Count lines with "panel" in them. Report only the total.

══ RECORDS SHOWN ══

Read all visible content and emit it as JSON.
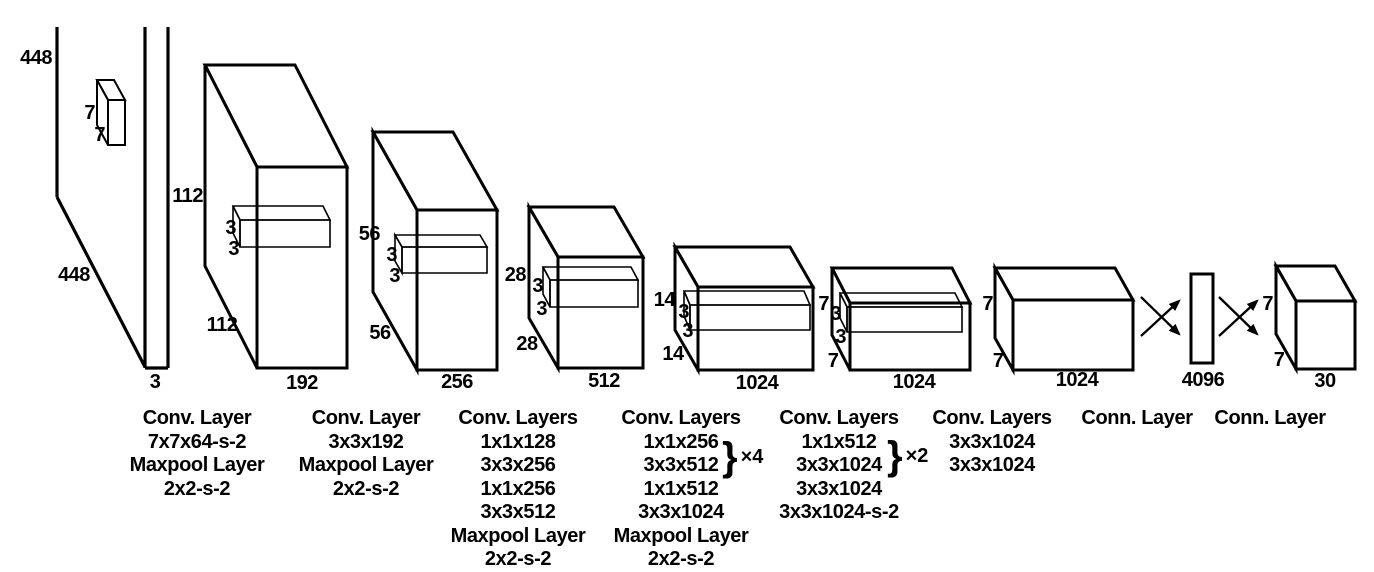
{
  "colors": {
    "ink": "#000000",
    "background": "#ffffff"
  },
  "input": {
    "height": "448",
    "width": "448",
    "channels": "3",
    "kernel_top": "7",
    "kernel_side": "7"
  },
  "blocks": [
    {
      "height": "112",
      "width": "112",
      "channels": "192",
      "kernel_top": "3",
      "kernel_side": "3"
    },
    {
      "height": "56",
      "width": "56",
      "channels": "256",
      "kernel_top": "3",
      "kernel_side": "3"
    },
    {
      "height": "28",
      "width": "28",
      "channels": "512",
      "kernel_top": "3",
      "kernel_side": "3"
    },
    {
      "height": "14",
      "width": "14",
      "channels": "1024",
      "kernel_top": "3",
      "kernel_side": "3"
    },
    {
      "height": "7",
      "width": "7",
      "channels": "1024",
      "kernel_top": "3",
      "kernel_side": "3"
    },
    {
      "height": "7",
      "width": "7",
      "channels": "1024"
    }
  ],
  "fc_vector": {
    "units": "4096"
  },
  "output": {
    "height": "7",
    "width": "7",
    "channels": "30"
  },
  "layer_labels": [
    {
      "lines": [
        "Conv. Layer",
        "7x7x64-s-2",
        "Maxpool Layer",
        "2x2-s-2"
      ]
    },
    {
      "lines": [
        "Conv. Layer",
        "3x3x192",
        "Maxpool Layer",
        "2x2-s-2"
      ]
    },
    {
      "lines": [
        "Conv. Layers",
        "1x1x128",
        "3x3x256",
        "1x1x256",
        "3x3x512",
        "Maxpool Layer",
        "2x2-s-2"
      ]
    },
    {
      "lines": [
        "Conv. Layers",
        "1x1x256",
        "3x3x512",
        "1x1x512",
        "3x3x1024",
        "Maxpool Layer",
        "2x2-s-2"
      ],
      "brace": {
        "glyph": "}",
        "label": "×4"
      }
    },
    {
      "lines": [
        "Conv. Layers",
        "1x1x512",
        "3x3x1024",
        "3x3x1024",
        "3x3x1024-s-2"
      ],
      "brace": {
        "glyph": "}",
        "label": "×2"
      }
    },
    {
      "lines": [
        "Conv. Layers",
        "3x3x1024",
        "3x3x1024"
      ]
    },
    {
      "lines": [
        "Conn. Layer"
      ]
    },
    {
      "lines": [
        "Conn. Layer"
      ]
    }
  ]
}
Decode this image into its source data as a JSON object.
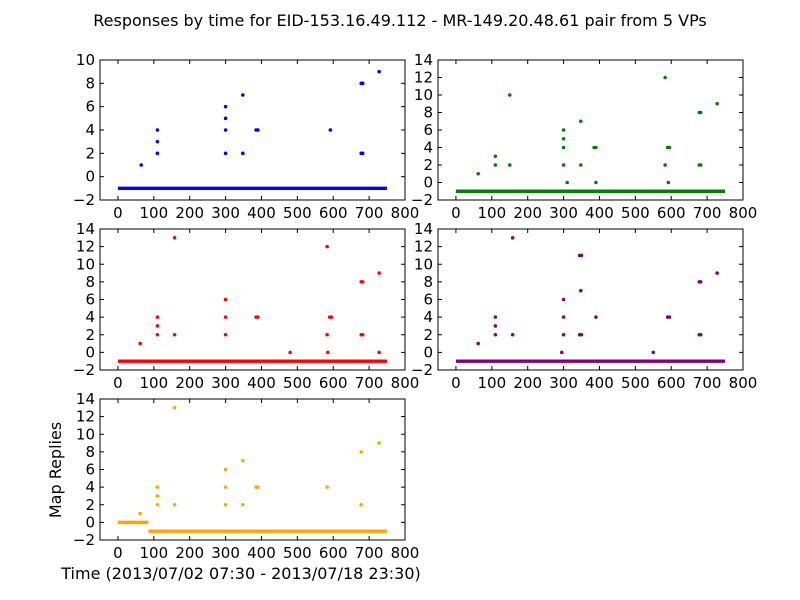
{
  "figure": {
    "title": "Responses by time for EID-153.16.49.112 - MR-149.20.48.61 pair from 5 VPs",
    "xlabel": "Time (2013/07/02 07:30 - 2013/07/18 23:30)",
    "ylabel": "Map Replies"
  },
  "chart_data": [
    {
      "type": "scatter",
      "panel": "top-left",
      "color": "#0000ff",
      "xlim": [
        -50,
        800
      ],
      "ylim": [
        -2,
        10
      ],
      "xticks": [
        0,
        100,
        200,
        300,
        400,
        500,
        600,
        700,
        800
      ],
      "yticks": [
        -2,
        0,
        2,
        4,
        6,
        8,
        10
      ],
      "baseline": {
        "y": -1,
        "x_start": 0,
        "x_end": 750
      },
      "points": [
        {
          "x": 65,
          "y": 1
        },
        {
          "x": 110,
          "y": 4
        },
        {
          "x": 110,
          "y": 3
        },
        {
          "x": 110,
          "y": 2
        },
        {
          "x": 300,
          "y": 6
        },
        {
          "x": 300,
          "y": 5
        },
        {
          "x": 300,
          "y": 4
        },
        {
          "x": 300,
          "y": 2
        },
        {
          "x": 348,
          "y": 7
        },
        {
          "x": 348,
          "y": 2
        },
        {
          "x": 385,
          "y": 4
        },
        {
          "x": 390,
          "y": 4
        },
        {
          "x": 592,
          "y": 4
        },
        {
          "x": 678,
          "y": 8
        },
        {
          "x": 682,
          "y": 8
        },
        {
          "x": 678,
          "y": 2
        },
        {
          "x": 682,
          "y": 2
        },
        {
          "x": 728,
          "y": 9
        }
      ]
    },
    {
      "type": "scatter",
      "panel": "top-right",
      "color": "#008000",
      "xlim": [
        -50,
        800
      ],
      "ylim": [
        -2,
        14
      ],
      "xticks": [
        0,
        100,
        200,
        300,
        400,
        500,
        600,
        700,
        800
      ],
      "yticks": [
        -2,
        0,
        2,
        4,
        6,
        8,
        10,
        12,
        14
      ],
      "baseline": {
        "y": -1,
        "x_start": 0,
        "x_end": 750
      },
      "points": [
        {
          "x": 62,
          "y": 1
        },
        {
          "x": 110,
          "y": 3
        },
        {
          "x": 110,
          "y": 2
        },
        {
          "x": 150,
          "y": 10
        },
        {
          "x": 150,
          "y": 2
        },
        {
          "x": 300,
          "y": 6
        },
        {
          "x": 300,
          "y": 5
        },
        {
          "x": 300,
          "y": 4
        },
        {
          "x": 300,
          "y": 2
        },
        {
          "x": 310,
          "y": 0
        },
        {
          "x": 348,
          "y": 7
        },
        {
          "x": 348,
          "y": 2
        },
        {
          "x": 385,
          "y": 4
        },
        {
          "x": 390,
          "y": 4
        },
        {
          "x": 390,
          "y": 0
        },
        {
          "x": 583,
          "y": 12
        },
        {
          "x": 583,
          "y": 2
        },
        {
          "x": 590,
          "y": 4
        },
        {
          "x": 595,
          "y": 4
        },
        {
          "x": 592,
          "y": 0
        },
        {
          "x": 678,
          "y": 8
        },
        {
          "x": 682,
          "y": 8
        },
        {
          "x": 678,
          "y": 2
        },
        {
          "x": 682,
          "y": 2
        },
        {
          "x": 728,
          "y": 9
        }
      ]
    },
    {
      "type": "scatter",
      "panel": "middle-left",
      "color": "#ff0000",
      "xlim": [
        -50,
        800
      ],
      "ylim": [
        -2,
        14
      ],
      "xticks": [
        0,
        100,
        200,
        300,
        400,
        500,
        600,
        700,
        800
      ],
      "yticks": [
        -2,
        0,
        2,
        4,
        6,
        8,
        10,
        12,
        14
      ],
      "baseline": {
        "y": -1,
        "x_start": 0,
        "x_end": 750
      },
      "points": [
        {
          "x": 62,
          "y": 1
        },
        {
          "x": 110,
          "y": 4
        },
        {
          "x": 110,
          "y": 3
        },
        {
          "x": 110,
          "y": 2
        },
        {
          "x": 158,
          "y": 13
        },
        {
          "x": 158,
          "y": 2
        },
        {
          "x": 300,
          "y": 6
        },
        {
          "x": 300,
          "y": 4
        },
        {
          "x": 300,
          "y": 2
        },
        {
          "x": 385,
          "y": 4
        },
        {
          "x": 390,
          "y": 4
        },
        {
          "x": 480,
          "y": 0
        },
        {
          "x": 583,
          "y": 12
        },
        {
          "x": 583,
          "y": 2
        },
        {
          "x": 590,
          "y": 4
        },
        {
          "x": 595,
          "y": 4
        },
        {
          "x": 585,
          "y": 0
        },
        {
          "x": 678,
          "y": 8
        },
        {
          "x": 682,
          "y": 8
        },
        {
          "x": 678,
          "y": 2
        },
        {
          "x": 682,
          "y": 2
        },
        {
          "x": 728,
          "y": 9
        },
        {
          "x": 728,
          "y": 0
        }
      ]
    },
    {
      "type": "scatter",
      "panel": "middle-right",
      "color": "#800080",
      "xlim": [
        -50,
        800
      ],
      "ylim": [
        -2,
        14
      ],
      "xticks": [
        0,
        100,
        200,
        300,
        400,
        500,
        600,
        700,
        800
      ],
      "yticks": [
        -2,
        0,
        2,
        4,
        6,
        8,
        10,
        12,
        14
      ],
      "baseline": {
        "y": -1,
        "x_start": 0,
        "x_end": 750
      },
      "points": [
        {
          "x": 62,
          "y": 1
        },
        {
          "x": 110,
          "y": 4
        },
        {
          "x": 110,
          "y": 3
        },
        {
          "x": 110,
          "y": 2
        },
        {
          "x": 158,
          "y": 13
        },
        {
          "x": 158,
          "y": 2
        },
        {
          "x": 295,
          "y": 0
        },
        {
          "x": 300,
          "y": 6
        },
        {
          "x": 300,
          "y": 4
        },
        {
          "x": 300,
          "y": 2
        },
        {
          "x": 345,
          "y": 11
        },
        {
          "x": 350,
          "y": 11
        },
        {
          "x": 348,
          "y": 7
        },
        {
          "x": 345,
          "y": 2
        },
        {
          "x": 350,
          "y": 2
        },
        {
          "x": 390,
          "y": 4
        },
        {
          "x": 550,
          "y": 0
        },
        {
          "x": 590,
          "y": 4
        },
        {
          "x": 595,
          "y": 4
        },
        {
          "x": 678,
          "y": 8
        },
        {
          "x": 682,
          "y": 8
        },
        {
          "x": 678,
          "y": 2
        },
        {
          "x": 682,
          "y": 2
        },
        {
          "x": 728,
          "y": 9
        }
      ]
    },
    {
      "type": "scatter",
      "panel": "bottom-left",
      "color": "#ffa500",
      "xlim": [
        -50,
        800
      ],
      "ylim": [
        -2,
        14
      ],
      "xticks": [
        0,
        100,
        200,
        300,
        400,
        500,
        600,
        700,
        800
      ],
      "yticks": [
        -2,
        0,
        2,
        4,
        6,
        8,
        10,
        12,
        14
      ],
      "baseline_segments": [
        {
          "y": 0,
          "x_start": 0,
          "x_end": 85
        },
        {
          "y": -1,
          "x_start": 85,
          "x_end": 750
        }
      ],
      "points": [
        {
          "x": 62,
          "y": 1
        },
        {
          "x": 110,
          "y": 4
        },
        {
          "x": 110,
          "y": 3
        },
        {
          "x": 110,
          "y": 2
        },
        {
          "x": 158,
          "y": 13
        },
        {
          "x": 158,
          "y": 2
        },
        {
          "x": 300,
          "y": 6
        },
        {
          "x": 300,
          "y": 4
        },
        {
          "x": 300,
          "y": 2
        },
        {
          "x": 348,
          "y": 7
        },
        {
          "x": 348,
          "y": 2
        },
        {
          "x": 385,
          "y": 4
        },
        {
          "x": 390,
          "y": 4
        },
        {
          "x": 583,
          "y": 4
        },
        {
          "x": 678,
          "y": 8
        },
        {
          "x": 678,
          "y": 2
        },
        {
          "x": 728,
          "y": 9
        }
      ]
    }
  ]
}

═══

• [OUTPUT OF THE TASK] 5